**Short problem:** Repeat the whole listing exactly as written.

**Raw data:**

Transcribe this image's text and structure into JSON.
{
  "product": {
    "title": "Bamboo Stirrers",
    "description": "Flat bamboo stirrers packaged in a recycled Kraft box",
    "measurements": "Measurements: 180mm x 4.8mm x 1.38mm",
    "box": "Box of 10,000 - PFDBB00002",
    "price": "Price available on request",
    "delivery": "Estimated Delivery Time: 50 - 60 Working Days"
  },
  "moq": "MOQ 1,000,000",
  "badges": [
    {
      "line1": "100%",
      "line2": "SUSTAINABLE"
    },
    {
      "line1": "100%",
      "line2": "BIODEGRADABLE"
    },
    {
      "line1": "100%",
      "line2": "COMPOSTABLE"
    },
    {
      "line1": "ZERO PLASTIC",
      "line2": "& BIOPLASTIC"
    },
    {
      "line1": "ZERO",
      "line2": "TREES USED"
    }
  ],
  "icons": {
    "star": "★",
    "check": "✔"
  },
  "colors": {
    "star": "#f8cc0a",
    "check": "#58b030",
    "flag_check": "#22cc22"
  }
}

**Final result:**
Transcribe this image's text and structure into JSON.
{
  "product": {
    "title": "Bamboo Stirrers",
    "description": "Flat bamboo stirrers packaged in a recycled Kraft box",
    "measurements": "Measurements: 180mm x 4.8mm x 1.38mm",
    "box": "Box of 10,000 - PFDBB00002",
    "price": "Price available on request",
    "delivery": "Estimated Delivery Time: 50 - 60 Working Days"
  },
  "moq": "MOQ 1,000,000",
  "badges": [
    {
      "line1": "100%",
      "line2": "SUSTAINABLE"
    },
    {
      "line1": "100%",
      "line2": "BIODEGRADABLE"
    },
    {
      "line1": "100%",
      "line2": "COMPOSTABLE"
    },
    {
      "line1": "ZERO PLASTIC",
      "line2": "& BIOPLASTIC"
    },
    {
      "line1": "ZERO",
      "line2": "TREES USED"
    }
  ],
  "icons": {
    "star": "★",
    "check": "✔"
  },
  "colors": {
    "star": "#f8cc0a",
    "check": "#58b030",
    "flag_check": "#22cc22"
  }
}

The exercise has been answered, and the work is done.